## Start

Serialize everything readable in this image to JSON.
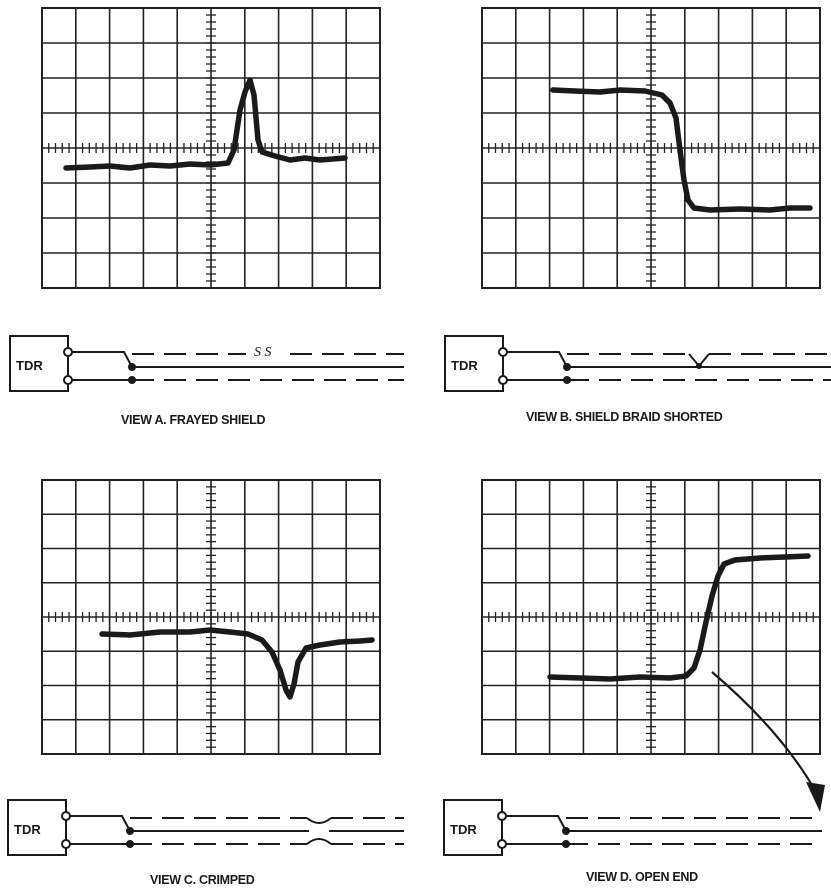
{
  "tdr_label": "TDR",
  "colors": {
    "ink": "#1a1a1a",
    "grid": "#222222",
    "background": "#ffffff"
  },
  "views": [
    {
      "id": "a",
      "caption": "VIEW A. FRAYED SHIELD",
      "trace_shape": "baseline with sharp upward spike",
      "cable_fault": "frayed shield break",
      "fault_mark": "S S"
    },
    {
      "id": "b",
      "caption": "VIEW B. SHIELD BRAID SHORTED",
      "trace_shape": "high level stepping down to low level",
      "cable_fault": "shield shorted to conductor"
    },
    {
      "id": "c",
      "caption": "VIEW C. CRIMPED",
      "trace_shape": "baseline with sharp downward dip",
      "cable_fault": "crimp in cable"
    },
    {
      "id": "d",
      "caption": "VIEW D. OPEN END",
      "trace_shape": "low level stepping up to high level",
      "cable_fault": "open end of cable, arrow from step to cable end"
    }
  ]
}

## End

■ EXERCISE AIM ■
Restate the records above in full, word for word. Keep pictures out.

■ WRITTEN SOLUTION ■
Serialize everything readable in this image to JSON.
{
  "tdr_label": "TDR",
  "colors": {
    "ink": "#1a1a1a",
    "grid": "#222222",
    "background": "#ffffff"
  },
  "views": [
    {
      "id": "a",
      "caption": "VIEW A. FRAYED SHIELD",
      "trace_shape": "baseline with sharp upward spike",
      "cable_fault": "frayed shield break",
      "fault_mark": "S S"
    },
    {
      "id": "b",
      "caption": "VIEW B. SHIELD BRAID SHORTED",
      "trace_shape": "high level stepping down to low level",
      "cable_fault": "shield shorted to conductor"
    },
    {
      "id": "c",
      "caption": "VIEW C. CRIMPED",
      "trace_shape": "baseline with sharp downward dip",
      "cable_fault": "crimp in cable"
    },
    {
      "id": "d",
      "caption": "VIEW D. OPEN END",
      "trace_shape": "low level stepping up to high level",
      "cable_fault": "open end of cable, arrow from step to cable end"
    }
  ]
}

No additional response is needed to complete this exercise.